* _Directive_
Below is a block of records; reproduce all of them exactly and leave out any pictures.

[Dataset records]
>>>>>

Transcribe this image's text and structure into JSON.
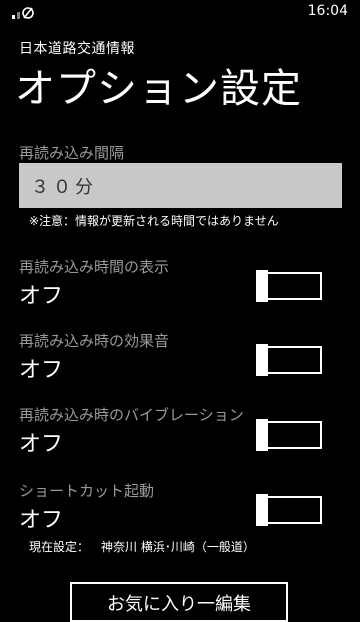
{
  "status_bar": {
    "time": "16:04",
    "icons": [
      "signal-icon"
    ]
  },
  "header": {
    "app_name": "日本道路交通情報",
    "page_title": "オプション設定"
  },
  "refresh_interval": {
    "label": "再読み込み間隔",
    "value": "３０分",
    "note": "※注意：情報が更新される時間ではありません"
  },
  "settings": [
    {
      "label": "再読み込み時間の表示",
      "value": "オフ",
      "on": false
    },
    {
      "label": "再読み込み時の効果音",
      "value": "オフ",
      "on": false
    },
    {
      "label": "再読み込み時のバイブレーション",
      "value": "オフ",
      "on": false
    },
    {
      "label": "ショートカット起動",
      "value": "オフ",
      "on": false
    }
  ],
  "shortcut_current": {
    "label": "現在設定：",
    "value": "神奈川 横浜･川崎（一般道）"
  },
  "bottom_button": {
    "label": "お気に入り一編集"
  }
}
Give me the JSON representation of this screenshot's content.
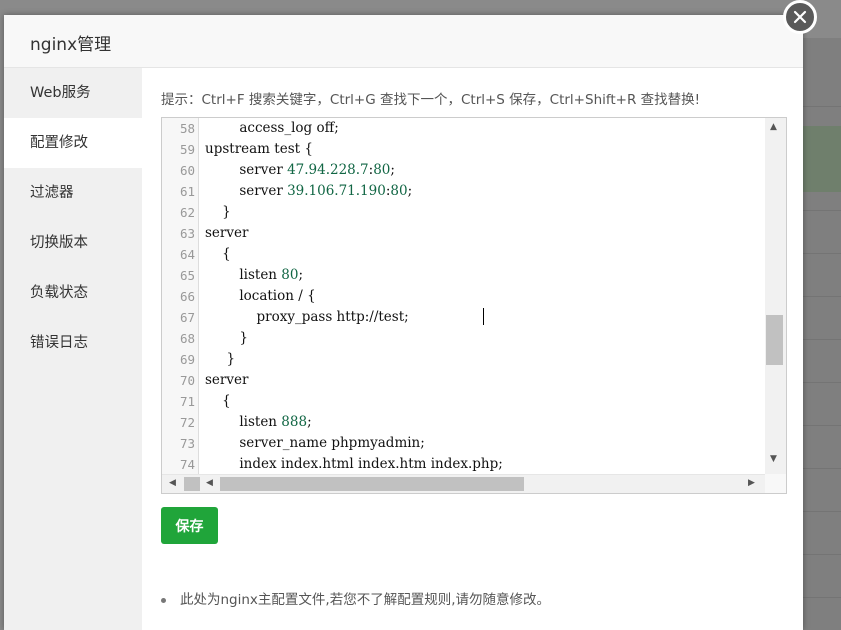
{
  "dialog": {
    "title": "nginx管理",
    "close_icon": "close-icon"
  },
  "sidebar": {
    "items": [
      {
        "label": "Web服务",
        "active": false
      },
      {
        "label": "配置修改",
        "active": true
      },
      {
        "label": "过滤器",
        "active": false
      },
      {
        "label": "切换版本",
        "active": false
      },
      {
        "label": "负载状态",
        "active": false
      },
      {
        "label": "错误日志",
        "active": false
      }
    ]
  },
  "main": {
    "hint": "提示：Ctrl+F 搜索关键字，Ctrl+G 查找下一个，Ctrl+S 保存，Ctrl+Shift+R 查找替换!",
    "editor": {
      "lines": [
        {
          "n": "58",
          "text": "        access_log off;"
        },
        {
          "n": "59",
          "text": "upstream test {"
        },
        {
          "n": "60",
          "text": "        server 47.94.228.7:80;"
        },
        {
          "n": "61",
          "text": "        server 39.106.71.190:80;"
        },
        {
          "n": "62",
          "text": "    }"
        },
        {
          "n": "63",
          "text": "server"
        },
        {
          "n": "64",
          "text": "    {"
        },
        {
          "n": "65",
          "text": "        listen 80;"
        },
        {
          "n": "66",
          "text": "        location / {"
        },
        {
          "n": "67",
          "text": "            proxy_pass http://test;"
        },
        {
          "n": "68",
          "text": "        }"
        },
        {
          "n": "69",
          "text": "     }"
        },
        {
          "n": "70",
          "text": "server"
        },
        {
          "n": "71",
          "text": "    {"
        },
        {
          "n": "72",
          "text": "        listen 888;"
        },
        {
          "n": "73",
          "text": "        server_name phpmyadmin;"
        },
        {
          "n": "74",
          "text": "        index index.html index.htm index.php;"
        }
      ]
    },
    "save_label": "保存",
    "note": "此处为nginx主配置文件,若您不了解配置规则,请勿随意修改。"
  },
  "colors": {
    "accent": "#20a53a",
    "number": "#116644"
  }
}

<<<<<

* _Completed task_
Transcribe this image's text and structure into JSON.
{
  "status_bar": {
    "time": "16:04",
    "icons": [
      "signal-icon"
    ]
  },
  "header": {
    "app_name": "日本道路交通情報",
    "page_title": "オプション設定"
  },
  "refresh_interval": {
    "label": "再読み込み間隔",
    "value": "３０分",
    "note": "※注意：情報が更新される時間ではありません"
  },
  "settings": [
    {
      "label": "再読み込み時間の表示",
      "value": "オフ",
      "on": false
    },
    {
      "label": "再読み込み時の効果音",
      "value": "オフ",
      "on": false
    },
    {
      "label": "再読み込み時のバイブレーション",
      "value": "オフ",
      "on": false
    },
    {
      "label": "ショートカット起動",
      "value": "オフ",
      "on": false
    }
  ],
  "shortcut_current": {
    "label": "現在設定：",
    "value": "神奈川 横浜･川崎（一般道）"
  },
  "bottom_button": {
    "label": "お気に入り一編集"
  }
}
Give me the JSON representation of this screenshot's content.
{
  "dialog": {
    "title": "nginx管理",
    "close_icon": "close-icon"
  },
  "sidebar": {
    "items": [
      {
        "label": "Web服务",
        "active": false
      },
      {
        "label": "配置修改",
        "active": true
      },
      {
        "label": "过滤器",
        "active": false
      },
      {
        "label": "切换版本",
        "active": false
      },
      {
        "label": "负载状态",
        "active": false
      },
      {
        "label": "错误日志",
        "active": false
      }
    ]
  },
  "main": {
    "hint": "提示：Ctrl+F 搜索关键字，Ctrl+G 查找下一个，Ctrl+S 保存，Ctrl+Shift+R 查找替换!",
    "editor": {
      "lines": [
        {
          "n": "58",
          "text": "        access_log off;"
        },
        {
          "n": "59",
          "text": "upstream test {"
        },
        {
          "n": "60",
          "text": "        server 47.94.228.7:80;"
        },
        {
          "n": "61",
          "text": "        server 39.106.71.190:80;"
        },
        {
          "n": "62",
          "text": "    }"
        },
        {
          "n": "63",
          "text": "server"
        },
        {
          "n": "64",
          "text": "    {"
        },
        {
          "n": "65",
          "text": "        listen 80;"
        },
        {
          "n": "66",
          "text": "        location / {"
        },
        {
          "n": "67",
          "text": "            proxy_pass http://test;"
        },
        {
          "n": "68",
          "text": "        }"
        },
        {
          "n": "69",
          "text": "     }"
        },
        {
          "n": "70",
          "text": "server"
        },
        {
          "n": "71",
          "text": "    {"
        },
        {
          "n": "72",
          "text": "        listen 888;"
        },
        {
          "n": "73",
          "text": "        server_name phpmyadmin;"
        },
        {
          "n": "74",
          "text": "        index index.html index.htm index.php;"
        }
      ]
    },
    "save_label": "保存",
    "note": "此处为nginx主配置文件,若您不了解配置规则,请勿随意修改。"
  },
  "colors": {
    "accent": "#20a53a",
    "number": "#116644"
  }
}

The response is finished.